## Requirements
The entries are to be returned exactly, with images left out.

## Some records
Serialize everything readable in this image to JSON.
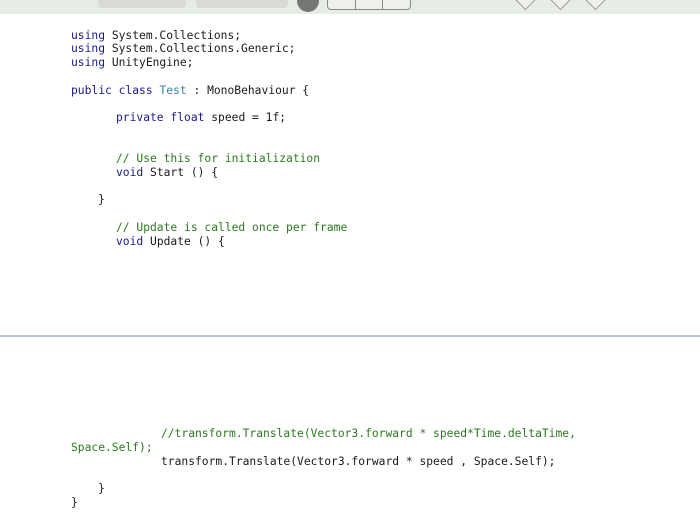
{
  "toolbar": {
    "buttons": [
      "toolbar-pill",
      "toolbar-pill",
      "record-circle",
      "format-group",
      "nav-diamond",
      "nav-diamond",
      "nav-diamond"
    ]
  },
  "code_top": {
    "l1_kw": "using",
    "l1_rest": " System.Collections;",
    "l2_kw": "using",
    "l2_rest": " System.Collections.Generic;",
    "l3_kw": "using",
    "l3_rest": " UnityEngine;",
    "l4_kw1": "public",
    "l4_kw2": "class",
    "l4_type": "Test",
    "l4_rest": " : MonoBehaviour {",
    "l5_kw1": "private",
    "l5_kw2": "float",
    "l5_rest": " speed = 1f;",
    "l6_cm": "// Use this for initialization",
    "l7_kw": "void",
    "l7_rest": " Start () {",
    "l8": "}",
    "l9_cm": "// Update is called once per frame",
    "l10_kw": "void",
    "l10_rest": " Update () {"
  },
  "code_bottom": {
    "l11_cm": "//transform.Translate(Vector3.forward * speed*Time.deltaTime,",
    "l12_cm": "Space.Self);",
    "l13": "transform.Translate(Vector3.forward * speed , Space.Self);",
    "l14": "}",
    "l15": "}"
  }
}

## Finished task
Serialize everything readable in this image to JSON.
{
  "toolbar": {
    "buttons": [
      "toolbar-pill",
      "toolbar-pill",
      "record-circle",
      "format-group",
      "nav-diamond",
      "nav-diamond",
      "nav-diamond"
    ]
  },
  "code_top": {
    "l1_kw": "using",
    "l1_rest": " System.Collections;",
    "l2_kw": "using",
    "l2_rest": " System.Collections.Generic;",
    "l3_kw": "using",
    "l3_rest": " UnityEngine;",
    "l4_kw1": "public",
    "l4_kw2": "class",
    "l4_type": "Test",
    "l4_rest": " : MonoBehaviour {",
    "l5_kw1": "private",
    "l5_kw2": "float",
    "l5_rest": " speed = 1f;",
    "l6_cm": "// Use this for initialization",
    "l7_kw": "void",
    "l7_rest": " Start () {",
    "l8": "}",
    "l9_cm": "// Update is called once per frame",
    "l10_kw": "void",
    "l10_rest": " Update () {"
  },
  "code_bottom": {
    "l11_cm": "//transform.Translate(Vector3.forward * speed*Time.deltaTime,",
    "l12_cm": "Space.Self);",
    "l13": "transform.Translate(Vector3.forward * speed , Space.Self);",
    "l14": "}",
    "l15": "}"
  }
}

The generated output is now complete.